<<<<

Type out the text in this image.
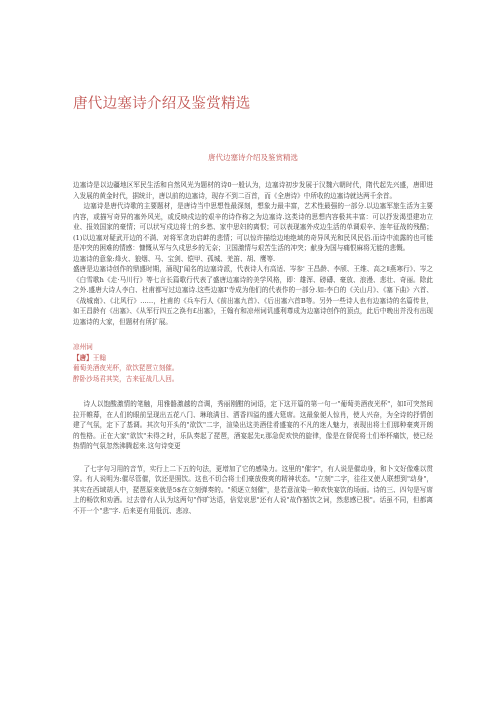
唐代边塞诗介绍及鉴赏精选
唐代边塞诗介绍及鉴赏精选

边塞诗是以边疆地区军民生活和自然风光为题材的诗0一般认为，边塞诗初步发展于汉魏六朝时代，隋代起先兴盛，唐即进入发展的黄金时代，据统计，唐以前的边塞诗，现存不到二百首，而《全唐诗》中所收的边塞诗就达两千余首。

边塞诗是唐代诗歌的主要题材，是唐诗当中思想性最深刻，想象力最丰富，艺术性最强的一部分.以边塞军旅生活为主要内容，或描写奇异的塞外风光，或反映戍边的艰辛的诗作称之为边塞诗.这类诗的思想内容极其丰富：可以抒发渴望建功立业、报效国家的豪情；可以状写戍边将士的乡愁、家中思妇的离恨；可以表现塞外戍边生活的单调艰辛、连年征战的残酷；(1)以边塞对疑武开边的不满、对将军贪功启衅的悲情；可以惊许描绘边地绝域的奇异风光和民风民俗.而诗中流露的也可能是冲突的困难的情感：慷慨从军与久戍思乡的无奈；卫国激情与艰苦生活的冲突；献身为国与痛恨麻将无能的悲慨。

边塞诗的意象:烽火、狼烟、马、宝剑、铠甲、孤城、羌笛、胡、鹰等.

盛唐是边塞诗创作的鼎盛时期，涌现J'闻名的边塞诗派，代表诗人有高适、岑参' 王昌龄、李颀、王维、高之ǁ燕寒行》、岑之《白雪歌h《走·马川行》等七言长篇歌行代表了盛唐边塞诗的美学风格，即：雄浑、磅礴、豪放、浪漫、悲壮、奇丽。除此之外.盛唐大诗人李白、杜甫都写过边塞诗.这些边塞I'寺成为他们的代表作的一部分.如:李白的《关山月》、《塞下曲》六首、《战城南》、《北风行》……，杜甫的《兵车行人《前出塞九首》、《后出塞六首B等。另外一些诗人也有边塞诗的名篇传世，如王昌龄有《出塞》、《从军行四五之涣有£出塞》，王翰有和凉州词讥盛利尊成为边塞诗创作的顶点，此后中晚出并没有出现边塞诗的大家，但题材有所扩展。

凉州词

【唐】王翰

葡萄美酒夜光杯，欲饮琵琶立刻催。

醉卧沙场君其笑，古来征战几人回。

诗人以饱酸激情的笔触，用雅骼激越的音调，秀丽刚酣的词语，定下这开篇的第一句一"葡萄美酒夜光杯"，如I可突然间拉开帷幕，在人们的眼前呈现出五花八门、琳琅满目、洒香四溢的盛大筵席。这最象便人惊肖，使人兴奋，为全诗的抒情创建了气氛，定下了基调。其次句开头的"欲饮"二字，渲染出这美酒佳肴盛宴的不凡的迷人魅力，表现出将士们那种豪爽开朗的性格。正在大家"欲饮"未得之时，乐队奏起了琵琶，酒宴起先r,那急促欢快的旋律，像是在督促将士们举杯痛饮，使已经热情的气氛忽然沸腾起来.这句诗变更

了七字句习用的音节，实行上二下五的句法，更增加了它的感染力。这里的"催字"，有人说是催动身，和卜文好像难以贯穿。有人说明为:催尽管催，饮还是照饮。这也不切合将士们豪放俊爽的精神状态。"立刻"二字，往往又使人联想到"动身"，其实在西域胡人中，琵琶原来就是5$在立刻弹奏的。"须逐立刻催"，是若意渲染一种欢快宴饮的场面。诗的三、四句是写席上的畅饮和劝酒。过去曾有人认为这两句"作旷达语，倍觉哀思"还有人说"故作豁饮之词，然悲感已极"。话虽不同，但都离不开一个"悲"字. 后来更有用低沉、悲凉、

>>>>
<<<<

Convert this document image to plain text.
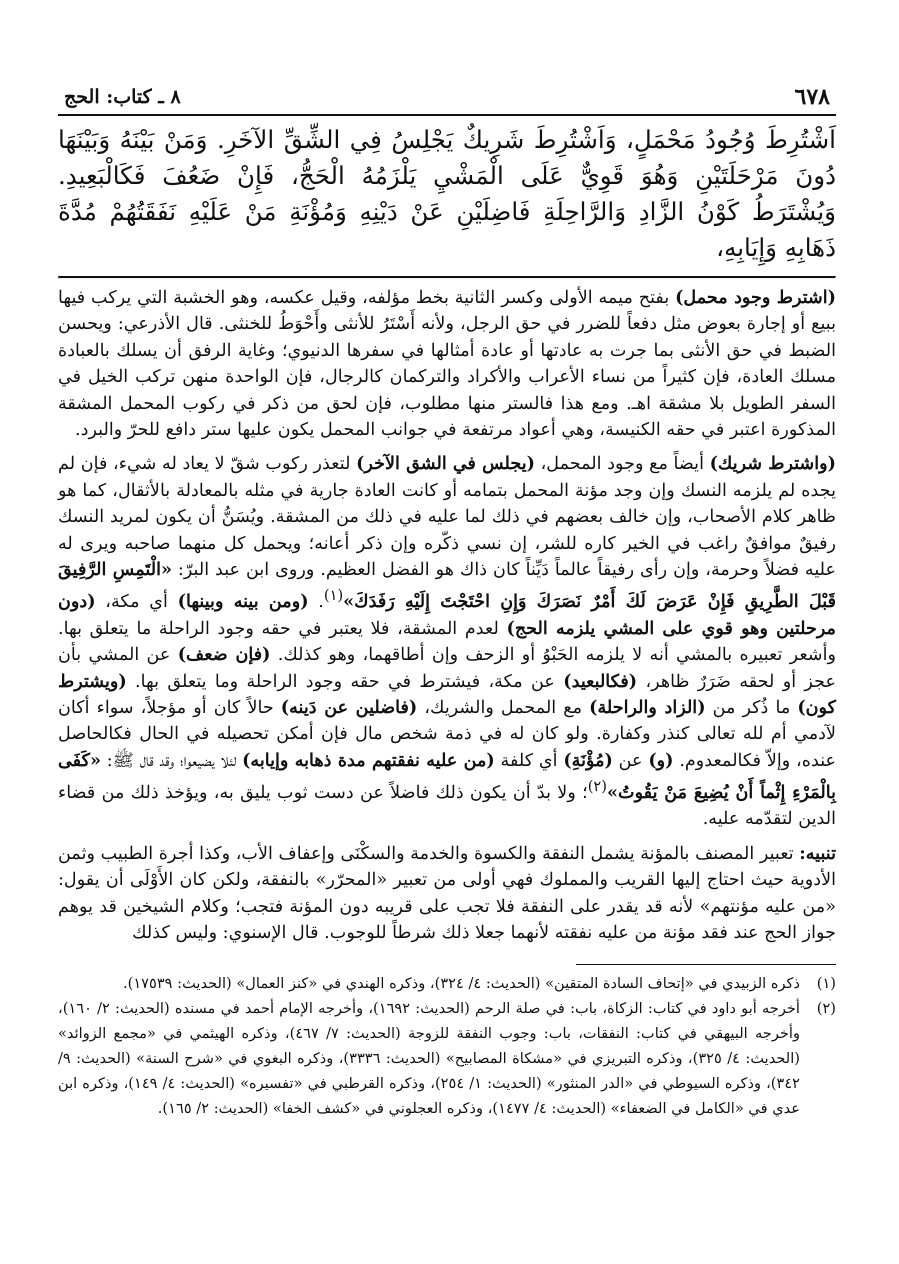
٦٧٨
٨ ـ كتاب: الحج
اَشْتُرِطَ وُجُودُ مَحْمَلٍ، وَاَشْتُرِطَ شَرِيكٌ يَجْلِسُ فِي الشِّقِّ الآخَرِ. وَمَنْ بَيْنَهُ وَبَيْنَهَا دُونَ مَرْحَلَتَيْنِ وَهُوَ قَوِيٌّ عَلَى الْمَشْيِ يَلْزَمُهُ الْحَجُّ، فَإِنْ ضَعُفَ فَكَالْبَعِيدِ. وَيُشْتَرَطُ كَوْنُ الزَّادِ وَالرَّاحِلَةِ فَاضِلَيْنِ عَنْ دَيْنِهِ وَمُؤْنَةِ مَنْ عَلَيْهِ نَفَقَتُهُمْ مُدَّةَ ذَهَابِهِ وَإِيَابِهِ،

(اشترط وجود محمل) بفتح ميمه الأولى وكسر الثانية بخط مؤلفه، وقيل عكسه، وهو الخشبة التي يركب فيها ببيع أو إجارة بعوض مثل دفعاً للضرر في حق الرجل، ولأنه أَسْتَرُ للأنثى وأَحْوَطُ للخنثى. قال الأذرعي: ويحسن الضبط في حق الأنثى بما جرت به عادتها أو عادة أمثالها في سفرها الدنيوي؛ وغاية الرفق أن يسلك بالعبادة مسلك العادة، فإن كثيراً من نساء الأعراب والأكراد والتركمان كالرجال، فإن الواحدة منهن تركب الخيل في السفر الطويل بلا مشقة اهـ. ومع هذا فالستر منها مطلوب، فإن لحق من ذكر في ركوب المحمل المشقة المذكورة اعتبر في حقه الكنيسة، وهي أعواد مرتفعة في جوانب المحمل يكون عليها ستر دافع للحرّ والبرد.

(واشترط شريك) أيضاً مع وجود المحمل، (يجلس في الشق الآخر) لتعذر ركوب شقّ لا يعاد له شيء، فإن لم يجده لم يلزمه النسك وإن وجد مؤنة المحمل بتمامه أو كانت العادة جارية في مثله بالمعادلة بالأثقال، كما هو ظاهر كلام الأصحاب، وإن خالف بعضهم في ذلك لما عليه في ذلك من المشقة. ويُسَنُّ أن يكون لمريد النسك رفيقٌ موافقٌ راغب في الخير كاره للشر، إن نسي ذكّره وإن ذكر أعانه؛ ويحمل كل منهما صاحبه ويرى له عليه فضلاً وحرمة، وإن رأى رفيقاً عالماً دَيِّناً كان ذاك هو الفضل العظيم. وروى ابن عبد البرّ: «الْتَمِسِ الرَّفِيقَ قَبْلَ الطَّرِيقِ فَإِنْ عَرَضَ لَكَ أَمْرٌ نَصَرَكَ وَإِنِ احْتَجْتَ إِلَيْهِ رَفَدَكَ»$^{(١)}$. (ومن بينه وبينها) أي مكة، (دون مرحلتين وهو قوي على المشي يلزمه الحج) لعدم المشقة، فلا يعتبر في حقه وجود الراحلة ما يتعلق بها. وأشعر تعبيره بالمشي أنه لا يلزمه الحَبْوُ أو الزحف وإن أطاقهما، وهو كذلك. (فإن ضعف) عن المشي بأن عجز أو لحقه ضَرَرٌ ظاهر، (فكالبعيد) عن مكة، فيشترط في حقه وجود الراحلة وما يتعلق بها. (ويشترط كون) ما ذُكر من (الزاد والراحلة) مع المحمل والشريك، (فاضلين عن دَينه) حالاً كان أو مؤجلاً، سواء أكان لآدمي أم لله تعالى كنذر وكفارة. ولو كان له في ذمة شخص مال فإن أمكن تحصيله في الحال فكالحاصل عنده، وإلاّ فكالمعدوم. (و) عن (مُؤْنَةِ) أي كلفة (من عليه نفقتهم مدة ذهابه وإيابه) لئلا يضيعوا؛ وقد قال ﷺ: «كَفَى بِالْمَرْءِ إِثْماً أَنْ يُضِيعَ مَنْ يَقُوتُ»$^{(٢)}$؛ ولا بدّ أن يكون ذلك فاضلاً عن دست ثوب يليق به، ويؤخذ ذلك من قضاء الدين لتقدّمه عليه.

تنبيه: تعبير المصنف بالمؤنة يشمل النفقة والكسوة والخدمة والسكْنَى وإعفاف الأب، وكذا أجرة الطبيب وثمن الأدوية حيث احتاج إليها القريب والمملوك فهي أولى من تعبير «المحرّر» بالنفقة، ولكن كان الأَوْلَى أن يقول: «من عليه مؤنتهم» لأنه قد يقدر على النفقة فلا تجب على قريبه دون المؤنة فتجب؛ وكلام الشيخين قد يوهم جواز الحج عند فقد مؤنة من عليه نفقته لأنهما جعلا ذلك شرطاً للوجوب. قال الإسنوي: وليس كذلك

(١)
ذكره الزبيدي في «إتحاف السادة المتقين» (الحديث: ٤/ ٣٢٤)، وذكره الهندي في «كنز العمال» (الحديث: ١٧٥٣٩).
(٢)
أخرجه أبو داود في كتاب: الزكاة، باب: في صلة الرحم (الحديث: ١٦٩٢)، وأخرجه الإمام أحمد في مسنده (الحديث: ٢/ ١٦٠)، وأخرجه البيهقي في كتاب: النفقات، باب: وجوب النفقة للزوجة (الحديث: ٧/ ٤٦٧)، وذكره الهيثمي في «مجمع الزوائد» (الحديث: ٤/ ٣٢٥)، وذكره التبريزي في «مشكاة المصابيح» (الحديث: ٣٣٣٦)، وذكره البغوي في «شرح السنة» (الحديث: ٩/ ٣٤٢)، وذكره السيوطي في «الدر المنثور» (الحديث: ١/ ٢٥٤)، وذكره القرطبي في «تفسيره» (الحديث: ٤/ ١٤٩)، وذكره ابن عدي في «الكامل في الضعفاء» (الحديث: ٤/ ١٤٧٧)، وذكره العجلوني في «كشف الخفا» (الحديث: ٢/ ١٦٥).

>>>>
<<<<

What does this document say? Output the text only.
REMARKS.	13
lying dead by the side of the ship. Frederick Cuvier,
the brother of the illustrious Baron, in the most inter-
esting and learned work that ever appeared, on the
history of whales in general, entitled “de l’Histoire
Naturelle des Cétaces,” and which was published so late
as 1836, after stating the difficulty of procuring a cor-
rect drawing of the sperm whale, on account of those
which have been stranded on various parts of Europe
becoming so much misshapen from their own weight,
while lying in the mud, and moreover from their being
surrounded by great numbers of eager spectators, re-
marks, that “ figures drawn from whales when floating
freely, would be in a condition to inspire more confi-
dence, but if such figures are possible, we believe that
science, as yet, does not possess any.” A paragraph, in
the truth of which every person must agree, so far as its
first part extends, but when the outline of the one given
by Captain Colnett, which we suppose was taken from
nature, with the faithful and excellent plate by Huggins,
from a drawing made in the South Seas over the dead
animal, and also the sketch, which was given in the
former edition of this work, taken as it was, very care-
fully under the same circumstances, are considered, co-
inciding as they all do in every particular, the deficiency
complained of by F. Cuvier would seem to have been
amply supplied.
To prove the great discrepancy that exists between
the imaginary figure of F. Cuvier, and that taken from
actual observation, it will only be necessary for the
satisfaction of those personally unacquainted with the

>>>>

TASK INSTRUCTIONS: Pull out every line in the data above that has the word "have".

TASK RESULT:
which have been stranded on various parts of Europe
complained of by F. Cuvier would seem to have been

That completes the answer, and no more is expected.